Figure content listings:
——————————

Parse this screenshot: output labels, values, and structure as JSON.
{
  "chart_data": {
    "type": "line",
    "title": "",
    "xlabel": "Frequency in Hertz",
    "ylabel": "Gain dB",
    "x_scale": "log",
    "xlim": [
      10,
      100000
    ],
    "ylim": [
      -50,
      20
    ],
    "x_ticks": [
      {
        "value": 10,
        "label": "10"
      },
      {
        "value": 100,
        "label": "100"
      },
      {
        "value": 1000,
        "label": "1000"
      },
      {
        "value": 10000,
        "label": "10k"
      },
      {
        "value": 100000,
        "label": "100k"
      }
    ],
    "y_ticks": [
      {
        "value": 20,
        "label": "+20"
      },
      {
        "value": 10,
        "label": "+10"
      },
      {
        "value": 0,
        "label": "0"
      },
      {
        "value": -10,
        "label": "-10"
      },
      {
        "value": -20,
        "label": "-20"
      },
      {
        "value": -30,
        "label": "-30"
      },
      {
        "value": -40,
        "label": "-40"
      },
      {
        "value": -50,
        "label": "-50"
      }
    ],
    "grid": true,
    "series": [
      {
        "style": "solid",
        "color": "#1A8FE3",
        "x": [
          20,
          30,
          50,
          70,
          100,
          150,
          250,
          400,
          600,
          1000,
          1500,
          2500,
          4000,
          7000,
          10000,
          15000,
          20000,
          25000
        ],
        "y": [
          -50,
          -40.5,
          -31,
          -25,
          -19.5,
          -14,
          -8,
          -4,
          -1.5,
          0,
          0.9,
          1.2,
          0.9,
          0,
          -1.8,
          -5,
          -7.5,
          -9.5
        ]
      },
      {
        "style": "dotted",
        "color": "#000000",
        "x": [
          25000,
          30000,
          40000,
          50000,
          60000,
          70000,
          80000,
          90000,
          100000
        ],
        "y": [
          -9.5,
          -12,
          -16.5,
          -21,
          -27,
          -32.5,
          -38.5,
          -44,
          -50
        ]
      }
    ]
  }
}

——————————

_Instructions to follow_. Every record shown above should be written out again exactly.

_Task output_.
Parse this screenshot: output labels, values, and structure as JSON.
{
  "chart_data": {
    "type": "line",
    "title": "",
    "xlabel": "Frequency in Hertz",
    "ylabel": "Gain dB",
    "x_scale": "log",
    "xlim": [
      10,
      100000
    ],
    "ylim": [
      -50,
      20
    ],
    "x_ticks": [
      {
        "value": 10,
        "label": "10"
      },
      {
        "value": 100,
        "label": "100"
      },
      {
        "value": 1000,
        "label": "1000"
      },
      {
        "value": 10000,
        "label": "10k"
      },
      {
        "value": 100000,
        "label": "100k"
      }
    ],
    "y_ticks": [
      {
        "value": 20,
        "label": "+20"
      },
      {
        "value": 10,
        "label": "+10"
      },
      {
        "value": 0,
        "label": "0"
      },
      {
        "value": -10,
        "label": "-10"
      },
      {
        "value": -20,
        "label": "-20"
      },
      {
        "value": -30,
        "label": "-30"
      },
      {
        "value": -40,
        "label": "-40"
      },
      {
        "value": -50,
        "label": "-50"
      }
    ],
    "grid": true,
    "series": [
      {
        "style": "solid",
        "color": "#1A8FE3",
        "x": [
          20,
          30,
          50,
          70,
          100,
          150,
          250,
          400,
          600,
          1000,
          1500,
          2500,
          4000,
          7000,
          10000,
          15000,
          20000,
          25000
        ],
        "y": [
          -50,
          -40.5,
          -31,
          -25,
          -19.5,
          -14,
          -8,
          -4,
          -1.5,
          0,
          0.9,
          1.2,
          0.9,
          0,
          -1.8,
          -5,
          -7.5,
          -9.5
        ]
      },
      {
        "style": "dotted",
        "color": "#000000",
        "x": [
          25000,
          30000,
          40000,
          50000,
          60000,
          70000,
          80000,
          90000,
          100000
        ],
        "y": [
          -9.5,
          -12,
          -16.5,
          -21,
          -27,
          -32.5,
          -38.5,
          -44,
          -50
        ]
      }
    ]
  }
}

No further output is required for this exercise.